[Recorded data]
☆ ☆ ☆ ☆

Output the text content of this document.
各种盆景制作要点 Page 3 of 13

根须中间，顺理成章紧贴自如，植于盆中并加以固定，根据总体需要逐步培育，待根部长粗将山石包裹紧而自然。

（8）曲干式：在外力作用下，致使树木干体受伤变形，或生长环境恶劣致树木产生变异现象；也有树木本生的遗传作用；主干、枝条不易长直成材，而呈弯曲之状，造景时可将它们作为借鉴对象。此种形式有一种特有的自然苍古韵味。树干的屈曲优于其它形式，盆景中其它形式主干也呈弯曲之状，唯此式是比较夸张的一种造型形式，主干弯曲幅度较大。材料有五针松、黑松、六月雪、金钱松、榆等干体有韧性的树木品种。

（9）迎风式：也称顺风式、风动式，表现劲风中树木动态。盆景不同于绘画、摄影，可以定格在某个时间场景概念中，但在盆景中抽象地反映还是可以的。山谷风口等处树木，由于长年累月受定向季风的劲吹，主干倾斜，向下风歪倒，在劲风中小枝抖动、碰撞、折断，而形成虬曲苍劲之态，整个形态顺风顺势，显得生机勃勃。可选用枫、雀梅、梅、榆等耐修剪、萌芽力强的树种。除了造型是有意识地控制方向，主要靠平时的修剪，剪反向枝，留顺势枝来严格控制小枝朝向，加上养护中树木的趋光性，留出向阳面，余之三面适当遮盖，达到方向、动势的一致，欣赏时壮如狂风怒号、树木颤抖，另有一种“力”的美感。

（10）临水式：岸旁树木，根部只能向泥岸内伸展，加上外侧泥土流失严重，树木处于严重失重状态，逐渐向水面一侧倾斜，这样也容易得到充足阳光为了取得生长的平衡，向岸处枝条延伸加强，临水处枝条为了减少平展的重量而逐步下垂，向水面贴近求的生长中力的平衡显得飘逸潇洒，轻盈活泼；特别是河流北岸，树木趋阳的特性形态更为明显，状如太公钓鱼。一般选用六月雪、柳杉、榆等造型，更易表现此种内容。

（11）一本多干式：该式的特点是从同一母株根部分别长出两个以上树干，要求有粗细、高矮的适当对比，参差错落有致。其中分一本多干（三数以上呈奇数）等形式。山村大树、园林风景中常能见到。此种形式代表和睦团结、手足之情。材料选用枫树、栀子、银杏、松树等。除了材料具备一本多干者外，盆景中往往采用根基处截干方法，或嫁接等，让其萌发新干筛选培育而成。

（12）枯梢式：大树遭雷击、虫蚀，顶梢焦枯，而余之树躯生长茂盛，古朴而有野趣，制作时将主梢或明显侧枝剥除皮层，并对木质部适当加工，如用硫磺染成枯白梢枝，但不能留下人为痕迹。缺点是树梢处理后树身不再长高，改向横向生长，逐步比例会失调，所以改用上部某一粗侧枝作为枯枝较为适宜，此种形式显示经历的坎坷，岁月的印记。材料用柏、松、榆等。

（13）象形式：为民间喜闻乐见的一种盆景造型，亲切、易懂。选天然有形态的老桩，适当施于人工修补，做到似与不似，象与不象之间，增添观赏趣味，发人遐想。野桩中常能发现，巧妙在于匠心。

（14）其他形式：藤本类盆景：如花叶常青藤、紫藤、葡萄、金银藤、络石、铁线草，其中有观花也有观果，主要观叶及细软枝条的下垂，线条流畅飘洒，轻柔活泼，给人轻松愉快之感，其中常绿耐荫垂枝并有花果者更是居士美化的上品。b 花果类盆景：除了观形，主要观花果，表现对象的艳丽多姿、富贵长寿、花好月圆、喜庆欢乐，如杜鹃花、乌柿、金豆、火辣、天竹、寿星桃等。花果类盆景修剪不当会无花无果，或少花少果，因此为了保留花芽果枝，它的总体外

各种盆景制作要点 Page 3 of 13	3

☆ ☆ ☆ ☆

> _Your task_: Give the number of lines above in which the word "Page" occurs, with nothing else.

> _Solution to the problem_: 2